▶ [Problem requirements] Copy each line of the records that contains the word "siete".

____________________

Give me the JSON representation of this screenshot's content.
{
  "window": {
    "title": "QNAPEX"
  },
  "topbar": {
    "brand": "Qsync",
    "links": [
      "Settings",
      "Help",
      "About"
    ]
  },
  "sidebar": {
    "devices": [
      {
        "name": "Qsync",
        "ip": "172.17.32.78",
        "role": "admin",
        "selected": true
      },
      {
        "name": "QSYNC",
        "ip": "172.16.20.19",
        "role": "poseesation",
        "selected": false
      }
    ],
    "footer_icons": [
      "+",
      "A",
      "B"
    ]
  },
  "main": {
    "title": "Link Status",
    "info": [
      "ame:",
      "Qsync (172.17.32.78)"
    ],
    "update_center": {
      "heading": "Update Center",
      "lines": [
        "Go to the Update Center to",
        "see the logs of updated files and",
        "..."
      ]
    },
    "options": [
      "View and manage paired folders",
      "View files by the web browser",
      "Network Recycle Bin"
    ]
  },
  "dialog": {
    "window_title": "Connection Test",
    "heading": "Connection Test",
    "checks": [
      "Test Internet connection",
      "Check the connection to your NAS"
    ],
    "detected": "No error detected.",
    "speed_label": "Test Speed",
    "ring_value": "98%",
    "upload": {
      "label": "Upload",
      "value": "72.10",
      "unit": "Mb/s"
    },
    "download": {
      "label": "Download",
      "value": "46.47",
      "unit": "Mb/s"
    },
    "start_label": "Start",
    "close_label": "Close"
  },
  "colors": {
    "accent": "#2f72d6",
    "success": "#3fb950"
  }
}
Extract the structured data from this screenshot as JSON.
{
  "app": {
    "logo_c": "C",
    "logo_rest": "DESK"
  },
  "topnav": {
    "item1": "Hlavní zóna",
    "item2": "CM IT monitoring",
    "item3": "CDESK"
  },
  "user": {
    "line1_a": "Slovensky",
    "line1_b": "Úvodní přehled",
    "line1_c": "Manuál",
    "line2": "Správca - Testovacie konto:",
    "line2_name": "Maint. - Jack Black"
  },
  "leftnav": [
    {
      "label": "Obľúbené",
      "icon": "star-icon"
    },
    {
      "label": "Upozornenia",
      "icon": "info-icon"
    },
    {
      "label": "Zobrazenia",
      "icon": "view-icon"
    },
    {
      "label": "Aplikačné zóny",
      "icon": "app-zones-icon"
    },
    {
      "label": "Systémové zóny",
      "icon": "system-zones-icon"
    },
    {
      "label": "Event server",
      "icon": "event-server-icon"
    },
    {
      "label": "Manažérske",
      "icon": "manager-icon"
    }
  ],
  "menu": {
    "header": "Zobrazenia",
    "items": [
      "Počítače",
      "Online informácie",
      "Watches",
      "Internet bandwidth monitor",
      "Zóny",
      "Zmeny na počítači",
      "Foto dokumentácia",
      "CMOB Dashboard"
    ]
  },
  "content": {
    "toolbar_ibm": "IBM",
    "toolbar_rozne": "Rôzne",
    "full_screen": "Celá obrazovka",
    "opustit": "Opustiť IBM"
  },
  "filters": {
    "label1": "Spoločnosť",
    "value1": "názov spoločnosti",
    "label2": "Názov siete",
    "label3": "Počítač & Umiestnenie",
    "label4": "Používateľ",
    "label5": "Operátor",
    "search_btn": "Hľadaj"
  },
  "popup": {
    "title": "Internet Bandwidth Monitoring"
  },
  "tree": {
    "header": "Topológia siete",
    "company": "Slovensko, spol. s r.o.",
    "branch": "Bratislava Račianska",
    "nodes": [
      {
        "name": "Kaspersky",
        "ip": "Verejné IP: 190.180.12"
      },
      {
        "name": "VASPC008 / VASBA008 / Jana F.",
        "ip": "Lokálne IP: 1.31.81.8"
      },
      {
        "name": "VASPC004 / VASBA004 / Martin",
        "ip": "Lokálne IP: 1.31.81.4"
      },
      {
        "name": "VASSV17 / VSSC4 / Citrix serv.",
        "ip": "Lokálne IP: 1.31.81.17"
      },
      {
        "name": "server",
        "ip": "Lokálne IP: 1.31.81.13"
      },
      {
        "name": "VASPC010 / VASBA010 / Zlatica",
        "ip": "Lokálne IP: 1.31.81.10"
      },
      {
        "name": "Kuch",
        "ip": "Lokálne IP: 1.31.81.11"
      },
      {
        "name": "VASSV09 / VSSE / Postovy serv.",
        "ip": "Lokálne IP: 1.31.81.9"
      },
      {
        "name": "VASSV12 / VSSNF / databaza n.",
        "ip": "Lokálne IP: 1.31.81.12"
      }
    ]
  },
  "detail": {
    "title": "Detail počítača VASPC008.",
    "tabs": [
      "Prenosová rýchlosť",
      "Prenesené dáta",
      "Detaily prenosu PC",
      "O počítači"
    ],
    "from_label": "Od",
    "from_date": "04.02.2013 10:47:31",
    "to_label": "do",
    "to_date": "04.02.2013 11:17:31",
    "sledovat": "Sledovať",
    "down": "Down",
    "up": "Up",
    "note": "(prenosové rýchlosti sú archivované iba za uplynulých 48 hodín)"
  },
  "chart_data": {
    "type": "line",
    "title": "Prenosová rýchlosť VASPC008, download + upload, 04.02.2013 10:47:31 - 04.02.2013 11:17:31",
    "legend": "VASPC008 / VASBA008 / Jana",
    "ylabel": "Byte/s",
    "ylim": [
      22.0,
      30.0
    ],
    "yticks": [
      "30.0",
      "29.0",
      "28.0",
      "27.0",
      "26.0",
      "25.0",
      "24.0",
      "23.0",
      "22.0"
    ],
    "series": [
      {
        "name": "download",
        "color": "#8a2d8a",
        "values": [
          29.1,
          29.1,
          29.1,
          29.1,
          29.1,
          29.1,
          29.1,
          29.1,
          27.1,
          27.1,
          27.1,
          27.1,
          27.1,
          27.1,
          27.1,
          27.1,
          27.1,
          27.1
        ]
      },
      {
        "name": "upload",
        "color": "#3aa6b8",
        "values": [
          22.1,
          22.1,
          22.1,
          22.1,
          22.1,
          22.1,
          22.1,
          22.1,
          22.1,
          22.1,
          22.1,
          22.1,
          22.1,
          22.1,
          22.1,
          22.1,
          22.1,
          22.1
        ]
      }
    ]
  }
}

____________________

▶ [Complete output]
    "label2": "Názov siete",
    "header": "Topológia siete",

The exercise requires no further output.